[What is being asked]: Take the entries below and print all of them exactly, please.
· · · ·
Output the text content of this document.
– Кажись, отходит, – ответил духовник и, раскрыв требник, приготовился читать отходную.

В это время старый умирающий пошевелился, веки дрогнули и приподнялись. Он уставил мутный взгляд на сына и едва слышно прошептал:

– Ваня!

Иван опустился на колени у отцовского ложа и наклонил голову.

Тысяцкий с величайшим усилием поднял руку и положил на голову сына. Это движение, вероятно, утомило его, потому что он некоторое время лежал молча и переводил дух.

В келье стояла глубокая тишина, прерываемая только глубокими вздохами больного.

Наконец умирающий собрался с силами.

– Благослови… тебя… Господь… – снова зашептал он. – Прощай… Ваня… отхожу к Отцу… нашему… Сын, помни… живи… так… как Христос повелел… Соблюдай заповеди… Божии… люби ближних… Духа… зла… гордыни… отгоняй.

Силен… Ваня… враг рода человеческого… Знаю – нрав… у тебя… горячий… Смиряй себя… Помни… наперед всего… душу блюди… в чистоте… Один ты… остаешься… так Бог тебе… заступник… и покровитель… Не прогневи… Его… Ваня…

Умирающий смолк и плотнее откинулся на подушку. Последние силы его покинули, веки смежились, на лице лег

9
· · · ·
[Exercise answer]:
Output the text content of this document.
– Кажись, отходит, – ответил духовник и, раскрыв требник, приготовился читать отходную.

В это время старый умирающий пошевелился, веки дрогнули и приподнялись. Он уставил мутный взгляд на сына и едва слышно прошептал:

– Ваня!

Иван опустился на колени у отцовского ложа и наклонил голову.

Тысяцкий с величайшим усилием поднял руку и положил на голову сына. Это движение, вероятно, утомило его, потому что он некоторое время лежал молча и переводил дух.

В келье стояла глубокая тишина, прерываемая только глубокими вздохами больного.

Наконец умирающий собрался с силами.

– Благослови… тебя… Господь… – снова зашептал он. – Прощай… Ваня… отхожу к Отцу… нашему… Сын, помни… живи… так… как Христос повелел… Соблюдай заповеди… Божии… люби ближних… Духа… зла… гордыни… отгоняй.

Силен… Ваня… враг рода человеческого… Знаю – нрав… у тебя… горячий… Смиряй себя… Помни… наперед всего… душу блюди… в чистоте… Один ты… остаешься… так Бог тебе… заступник… и покровитель… Не прогневи… Его… Ваня…

Умирающий смолк и плотнее откинулся на подушку. Последние силы его покинули, веки смежились, на лице лег

9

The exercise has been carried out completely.